## WORK REQUEST 1
Retype the NeverTrump article word for word, everything from "It further alleges" down to "and financial motives.".
## WORK REQUEST 2
List every person mentioned by name in the NeverTrump article.

## PASSAGE SHOWN
━━━━━━━━━━━━━━━━

NeverTrump Rallies to Defend Deep State, Dismiss Memo


Ostensibly conservative NeverTrump news media figures scorned Friday’s release of a declassified House Intelligence Committee memo detailing alleged abuse by senior FBI and Justice Department officials.

The memo claims that in obtaining warrants to spy on an associate of Donald Trump under the Foreign Intelligence Surveillance Act (FISA), the FBI relied on the “Steele dossier” — an unverified document put together by opposition research firm Fusion GPS, which was funded by the Hillary Clinton campaign and the Democratic National Committee.

It further alleges the FBI hid the political origins of the dossier from the FISA court, and exaggerated its accuracy, though it was aware that the source, Christopher Steele, had political and financial motives.

Fusion GPS’s initial research on Donald Trump was funded, via the Washington Free Beacon, by billionaire Paul Singer, “a major funder of the #neverTrump campaign.”

━━━━━━━━━━━━━━━━

## STORED DATA
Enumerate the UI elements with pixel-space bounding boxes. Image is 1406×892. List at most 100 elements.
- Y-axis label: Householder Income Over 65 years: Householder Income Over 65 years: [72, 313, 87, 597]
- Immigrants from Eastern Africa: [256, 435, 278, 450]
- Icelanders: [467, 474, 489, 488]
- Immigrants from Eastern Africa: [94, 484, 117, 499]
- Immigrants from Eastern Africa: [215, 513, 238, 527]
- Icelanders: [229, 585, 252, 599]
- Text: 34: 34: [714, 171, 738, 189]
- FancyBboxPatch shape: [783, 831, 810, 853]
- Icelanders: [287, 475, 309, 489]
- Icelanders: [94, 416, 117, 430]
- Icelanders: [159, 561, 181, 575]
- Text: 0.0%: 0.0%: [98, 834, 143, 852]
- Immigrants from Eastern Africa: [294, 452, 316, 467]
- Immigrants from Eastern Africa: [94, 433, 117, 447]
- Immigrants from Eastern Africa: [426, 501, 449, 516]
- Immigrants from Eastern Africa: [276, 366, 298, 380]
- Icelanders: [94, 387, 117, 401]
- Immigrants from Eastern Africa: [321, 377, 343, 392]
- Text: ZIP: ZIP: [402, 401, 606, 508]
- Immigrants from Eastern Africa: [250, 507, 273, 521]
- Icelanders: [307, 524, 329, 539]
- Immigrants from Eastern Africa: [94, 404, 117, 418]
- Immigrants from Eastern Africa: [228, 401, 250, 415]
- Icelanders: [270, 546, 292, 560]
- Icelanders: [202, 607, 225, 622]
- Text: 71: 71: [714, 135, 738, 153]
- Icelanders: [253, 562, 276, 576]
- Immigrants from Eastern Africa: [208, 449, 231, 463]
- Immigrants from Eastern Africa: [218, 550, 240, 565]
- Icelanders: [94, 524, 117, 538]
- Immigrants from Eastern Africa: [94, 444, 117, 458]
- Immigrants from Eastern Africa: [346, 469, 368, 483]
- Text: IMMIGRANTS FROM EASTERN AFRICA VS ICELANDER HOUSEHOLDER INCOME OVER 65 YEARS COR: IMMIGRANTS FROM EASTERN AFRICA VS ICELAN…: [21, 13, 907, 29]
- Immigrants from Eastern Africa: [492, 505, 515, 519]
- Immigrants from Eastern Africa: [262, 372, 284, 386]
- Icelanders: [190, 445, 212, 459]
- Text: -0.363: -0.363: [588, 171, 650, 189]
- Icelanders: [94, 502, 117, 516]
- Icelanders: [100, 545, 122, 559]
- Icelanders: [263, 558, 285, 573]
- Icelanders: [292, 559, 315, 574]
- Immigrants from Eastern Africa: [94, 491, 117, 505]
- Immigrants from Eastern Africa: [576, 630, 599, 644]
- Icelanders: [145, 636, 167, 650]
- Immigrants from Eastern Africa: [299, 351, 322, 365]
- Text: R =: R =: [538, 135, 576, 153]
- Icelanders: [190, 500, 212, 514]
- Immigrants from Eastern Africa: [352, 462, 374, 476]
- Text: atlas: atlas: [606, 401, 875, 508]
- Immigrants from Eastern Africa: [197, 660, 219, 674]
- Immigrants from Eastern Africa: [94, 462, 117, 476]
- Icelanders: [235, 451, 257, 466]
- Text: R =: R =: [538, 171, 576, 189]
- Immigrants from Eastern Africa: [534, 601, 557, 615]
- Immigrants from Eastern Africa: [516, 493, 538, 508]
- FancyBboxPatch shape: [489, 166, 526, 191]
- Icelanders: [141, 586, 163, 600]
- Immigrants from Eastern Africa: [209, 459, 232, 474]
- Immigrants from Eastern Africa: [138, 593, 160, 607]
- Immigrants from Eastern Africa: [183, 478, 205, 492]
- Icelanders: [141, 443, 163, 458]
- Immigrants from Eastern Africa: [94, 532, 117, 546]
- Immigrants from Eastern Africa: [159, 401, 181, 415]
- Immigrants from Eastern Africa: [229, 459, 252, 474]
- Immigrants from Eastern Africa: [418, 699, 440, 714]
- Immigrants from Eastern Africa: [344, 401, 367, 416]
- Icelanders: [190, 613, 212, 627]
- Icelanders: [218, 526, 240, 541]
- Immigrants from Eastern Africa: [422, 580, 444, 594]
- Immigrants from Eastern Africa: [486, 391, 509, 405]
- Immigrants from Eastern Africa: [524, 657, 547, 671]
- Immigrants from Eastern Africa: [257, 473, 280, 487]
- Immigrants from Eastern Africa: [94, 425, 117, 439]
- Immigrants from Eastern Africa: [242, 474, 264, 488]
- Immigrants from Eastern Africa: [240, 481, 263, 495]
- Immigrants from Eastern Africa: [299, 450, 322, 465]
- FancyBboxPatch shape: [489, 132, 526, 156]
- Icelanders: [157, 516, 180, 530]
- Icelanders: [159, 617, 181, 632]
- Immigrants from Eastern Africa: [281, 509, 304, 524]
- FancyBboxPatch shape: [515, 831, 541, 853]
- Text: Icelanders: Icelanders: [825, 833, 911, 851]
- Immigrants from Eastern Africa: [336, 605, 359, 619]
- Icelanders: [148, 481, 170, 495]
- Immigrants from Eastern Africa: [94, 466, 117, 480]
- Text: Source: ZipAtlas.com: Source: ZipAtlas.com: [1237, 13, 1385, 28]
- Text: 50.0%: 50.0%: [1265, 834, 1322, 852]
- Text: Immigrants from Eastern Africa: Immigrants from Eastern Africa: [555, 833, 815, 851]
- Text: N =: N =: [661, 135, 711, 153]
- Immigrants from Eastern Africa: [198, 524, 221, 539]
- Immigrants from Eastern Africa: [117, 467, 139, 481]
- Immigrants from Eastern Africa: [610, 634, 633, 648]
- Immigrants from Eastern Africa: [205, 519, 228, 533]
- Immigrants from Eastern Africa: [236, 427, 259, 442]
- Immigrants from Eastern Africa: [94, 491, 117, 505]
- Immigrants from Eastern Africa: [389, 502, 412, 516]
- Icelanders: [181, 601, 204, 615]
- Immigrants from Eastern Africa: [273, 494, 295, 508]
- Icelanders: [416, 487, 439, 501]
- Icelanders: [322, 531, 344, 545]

━━━━━━━━━━━━━━━━

## PROBLEM SOLUTION 1
It further alleges the FBI hid the political origins of the dossier from the FISA court, and exaggerated its accuracy, though it was aware that the source, Christopher Steele, had political and financial motives.

## PROBLEM SOLUTION 2
Donald Trump
Hillary Clinton
Christopher Steele
Paul Singer